> What you are asked to do
Reproduce the data exactly and drop any pictures it holds.

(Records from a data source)
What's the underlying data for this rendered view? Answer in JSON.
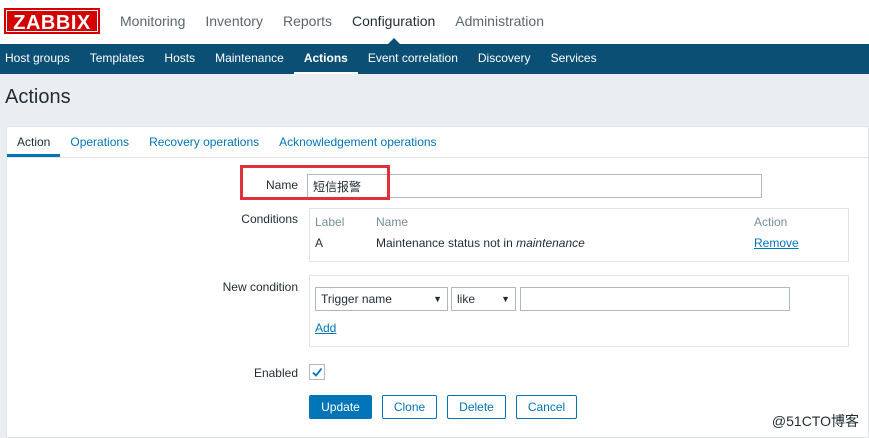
{
  "brand": {
    "logo_text": "ZABBIX"
  },
  "top_nav": [
    "Monitoring",
    "Inventory",
    "Reports",
    "Configuration",
    "Administration"
  ],
  "sub_nav": [
    "Host groups",
    "Templates",
    "Hosts",
    "Maintenance",
    "Actions",
    "Event correlation",
    "Discovery",
    "Services"
  ],
  "page": {
    "title": "Actions"
  },
  "tabs": [
    "Action",
    "Operations",
    "Recovery operations",
    "Acknowledgement operations"
  ],
  "form": {
    "name_label": "Name",
    "name_value": "短信报警",
    "conditions_label": "Conditions",
    "conditions_headers": {
      "label": "Label",
      "name": "Name",
      "action": "Action"
    },
    "conditions_rows": [
      {
        "label": "A",
        "name_prefix": "Maintenance status not in ",
        "name_emph": "maintenance",
        "action": "Remove"
      }
    ],
    "new_condition_label": "New condition",
    "new_condition_type": "Trigger name",
    "new_condition_operator": "like",
    "new_condition_value": "",
    "add_link": "Add",
    "enabled_label": "Enabled",
    "enabled_checked": true
  },
  "buttons": {
    "update": "Update",
    "clone": "Clone",
    "delete": "Delete",
    "cancel": "Cancel"
  },
  "watermark": "@51CTO博客",
  "colors": {
    "brand_red": "#d40000",
    "nav_blue": "#0b4f75",
    "link_blue": "#0275b8",
    "annotation_red": "#e0303b"
  }
}
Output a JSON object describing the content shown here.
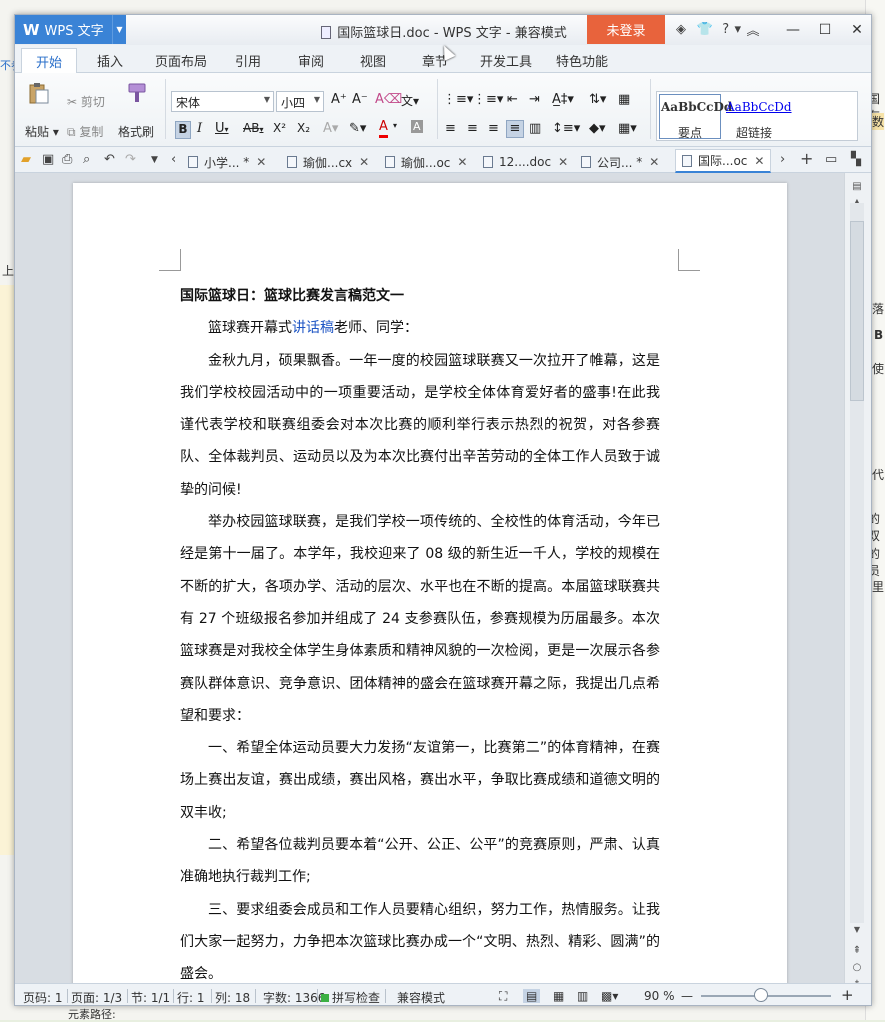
{
  "background": {
    "right_texts": [
      "国有",
      "落",
      "B",
      "使",
      "代",
      "的双",
      "的员",
      "里",
      "数"
    ],
    "left_texts": [
      "不参",
      "上"
    ],
    "bottom_text": "元素路径:"
  },
  "titlebar": {
    "app_label": "WPS 文字",
    "app_logo": "W",
    "doc_title": "国际篮球日.doc - WPS 文字 - 兼容模式",
    "login": "未登录",
    "icons": [
      "shield-icon",
      "shirt-icon",
      "help-icon",
      "collapse-icon"
    ],
    "help_label": "?",
    "win_min": "—",
    "win_max": "☐",
    "win_close": "✕"
  },
  "ribbon_tabs": [
    "开始",
    "插入",
    "页面布局",
    "引用",
    "审阅",
    "视图",
    "章节",
    "开发工具",
    "特色功能"
  ],
  "ribbon": {
    "paste": "粘贴",
    "cut": "剪切",
    "copy": "复制",
    "format_painter": "格式刷",
    "font_name": "宋体",
    "font_size": "小四",
    "bold": "B",
    "italic": "I",
    "underline": "U",
    "strike": "AB",
    "superscript": "X²",
    "subscript": "X₂",
    "styles": [
      {
        "preview": "AaBbCcDd",
        "label": "要点"
      },
      {
        "preview": "AaBbCcDd",
        "label": "超链接"
      }
    ]
  },
  "doc_tabs": [
    {
      "label": "小学...",
      "modified": true,
      "active": false
    },
    {
      "label": "瑜伽...cx",
      "modified": false,
      "active": false
    },
    {
      "label": "瑜伽...oc",
      "modified": false,
      "active": false
    },
    {
      "label": "12....doc",
      "modified": false,
      "active": false
    },
    {
      "label": "公司...",
      "modified": true,
      "active": false
    },
    {
      "label": "国际...oc",
      "modified": false,
      "active": true
    }
  ],
  "document": {
    "heading": "国际篮球日：篮球比赛发言稿范文一",
    "greeting_pre": "篮球赛开幕式",
    "greeting_link": "讲话稿",
    "greeting_post": "老师、同学：",
    "paragraphs": [
      "金秋九月，硕果飘香。一年一度的校园篮球联赛又一次拉开了帷幕，这是我们学校校园活动中的一项重要活动，是学校全体体育爱好者的盛事!在此我谨代表学校和联赛组委会对本次比赛的顺利举行表示热烈的祝贺，对各参赛队、全体裁判员、运动员以及为本次比赛付出辛苦劳动的全体工作人员致于诚挚的问候!",
      "举办校园篮球联赛，是我们学校一项传统的、全校性的体育活动，今年已经是第十一届了。本学年，我校迎来了 08 级的新生近一千人，学校的规模在不断的扩大，各项办学、活动的层次、水平也在不断的提高。本届篮球联赛共有 27 个班级报名参加并组成了 24 支参赛队伍，参赛规模为历届最多。本次篮球赛是对我校全体学生身体素质和精神风貌的一次检阅，更是一次展示各参赛队群体意识、竞争意识、团体精神的盛会在篮球赛开幕之际，我提出几点希望和要求：",
      "一、希望全体运动员要大力发扬“友谊第一，比赛第二”的体育精神，在赛场上赛出友谊，赛出成绩，赛出风格，赛出水平，争取比赛成绩和道德文明的双丰收;",
      "二、希望各位裁判员要本着“公开、公正、公平”的竞赛原则，严肃、认真准确地执行裁判工作;",
      "三、要求组委会成员和工作人员要精心组织，努力工作，热情服务。让我们大家一起努力，力争把本次篮球比赛办成一个“文明、热烈、精彩、圆满”的盛会。"
    ]
  },
  "statusbar": {
    "page_no": "页码: 1",
    "pages": "页面: 1/3",
    "section": "节: 1/1",
    "row": "行: 1",
    "col": "列: 18",
    "word_count": "字数: 1366",
    "spell_check": "拼写检查",
    "compat": "兼容模式",
    "zoom": "90 %",
    "zoom_minus": "—",
    "zoom_plus": "+"
  },
  "colors": {
    "app_blue": "#3a83d6",
    "login_orange": "#e8633c",
    "link_blue": "#1f56c4"
  }
}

> Worked answer
What's the underlying data for this rendered view? Answer in JSON.
{
  "brand": {
    "logo_text": "ZABBIX"
  },
  "top_nav": [
    "Monitoring",
    "Inventory",
    "Reports",
    "Configuration",
    "Administration"
  ],
  "sub_nav": [
    "Host groups",
    "Templates",
    "Hosts",
    "Maintenance",
    "Actions",
    "Event correlation",
    "Discovery",
    "Services"
  ],
  "page": {
    "title": "Actions"
  },
  "tabs": [
    "Action",
    "Operations",
    "Recovery operations",
    "Acknowledgement operations"
  ],
  "form": {
    "name_label": "Name",
    "name_value": "短信报警",
    "conditions_label": "Conditions",
    "conditions_headers": {
      "label": "Label",
      "name": "Name",
      "action": "Action"
    },
    "conditions_rows": [
      {
        "label": "A",
        "name_prefix": "Maintenance status not in ",
        "name_emph": "maintenance",
        "action": "Remove"
      }
    ],
    "new_condition_label": "New condition",
    "new_condition_type": "Trigger name",
    "new_condition_operator": "like",
    "new_condition_value": "",
    "add_link": "Add",
    "enabled_label": "Enabled",
    "enabled_checked": true
  },
  "buttons": {
    "update": "Update",
    "clone": "Clone",
    "delete": "Delete",
    "cancel": "Cancel"
  },
  "watermark": "@51CTO博客",
  "colors": {
    "brand_red": "#d40000",
    "nav_blue": "#0b4f75",
    "link_blue": "#0275b8",
    "annotation_red": "#e0303b"
  }
}
Output a JSON object describing the content shown here.
{
  "background": {
    "right_texts": [
      "国有",
      "落",
      "B",
      "使",
      "代",
      "的双",
      "的员",
      "里",
      "数"
    ],
    "left_texts": [
      "不参",
      "上"
    ],
    "bottom_text": "元素路径:"
  },
  "titlebar": {
    "app_label": "WPS 文字",
    "app_logo": "W",
    "doc_title": "国际篮球日.doc - WPS 文字 - 兼容模式",
    "login": "未登录",
    "icons": [
      "shield-icon",
      "shirt-icon",
      "help-icon",
      "collapse-icon"
    ],
    "help_label": "?",
    "win_min": "—",
    "win_max": "☐",
    "win_close": "✕"
  },
  "ribbon_tabs": [
    "开始",
    "插入",
    "页面布局",
    "引用",
    "审阅",
    "视图",
    "章节",
    "开发工具",
    "特色功能"
  ],
  "ribbon": {
    "paste": "粘贴",
    "cut": "剪切",
    "copy": "复制",
    "format_painter": "格式刷",
    "font_name": "宋体",
    "font_size": "小四",
    "bold": "B",
    "italic": "I",
    "underline": "U",
    "strike": "AB",
    "superscript": "X²",
    "subscript": "X₂",
    "styles": [
      {
        "preview": "AaBbCcDd",
        "label": "要点"
      },
      {
        "preview": "AaBbCcDd",
        "label": "超链接"
      }
    ]
  },
  "doc_tabs": [
    {
      "label": "小学...",
      "modified": true,
      "active": false
    },
    {
      "label": "瑜伽...cx",
      "modified": false,
      "active": false
    },
    {
      "label": "瑜伽...oc",
      "modified": false,
      "active": false
    },
    {
      "label": "12....doc",
      "modified": false,
      "active": false
    },
    {
      "label": "公司...",
      "modified": true,
      "active": false
    },
    {
      "label": "国际...oc",
      "modified": false,
      "active": true
    }
  ],
  "document": {
    "heading": "国际篮球日：篮球比赛发言稿范文一",
    "greeting_pre": "篮球赛开幕式",
    "greeting_link": "讲话稿",
    "greeting_post": "老师、同学：",
    "paragraphs": [
      "金秋九月，硕果飘香。一年一度的校园篮球联赛又一次拉开了帷幕，这是我们学校校园活动中的一项重要活动，是学校全体体育爱好者的盛事!在此我谨代表学校和联赛组委会对本次比赛的顺利举行表示热烈的祝贺，对各参赛队、全体裁判员、运动员以及为本次比赛付出辛苦劳动的全体工作人员致于诚挚的问候!",
      "举办校园篮球联赛，是我们学校一项传统的、全校性的体育活动，今年已经是第十一届了。本学年，我校迎来了 08 级的新生近一千人，学校的规模在不断的扩大，各项办学、活动的层次、水平也在不断的提高。本届篮球联赛共有 27 个班级报名参加并组成了 24 支参赛队伍，参赛规模为历届最多。本次篮球赛是对我校全体学生身体素质和精神风貌的一次检阅，更是一次展示各参赛队群体意识、竞争意识、团体精神的盛会在篮球赛开幕之际，我提出几点希望和要求：",
      "一、希望全体运动员要大力发扬“友谊第一，比赛第二”的体育精神，在赛场上赛出友谊，赛出成绩，赛出风格，赛出水平，争取比赛成绩和道德文明的双丰收;",
      "二、希望各位裁判员要本着“公开、公正、公平”的竞赛原则，严肃、认真准确地执行裁判工作;",
      "三、要求组委会成员和工作人员要精心组织，努力工作，热情服务。让我们大家一起努力，力争把本次篮球比赛办成一个“文明、热烈、精彩、圆满”的盛会。"
    ]
  },
  "statusbar": {
    "page_no": "页码: 1",
    "pages": "页面: 1/3",
    "section": "节: 1/1",
    "row": "行: 1",
    "col": "列: 18",
    "word_count": "字数: 1366",
    "spell_check": "拼写检查",
    "compat": "兼容模式",
    "zoom": "90 %",
    "zoom_minus": "—",
    "zoom_plus": "+"
  },
  "colors": {
    "app_blue": "#3a83d6",
    "login_orange": "#e8633c",
    "link_blue": "#1f56c4"
  }
}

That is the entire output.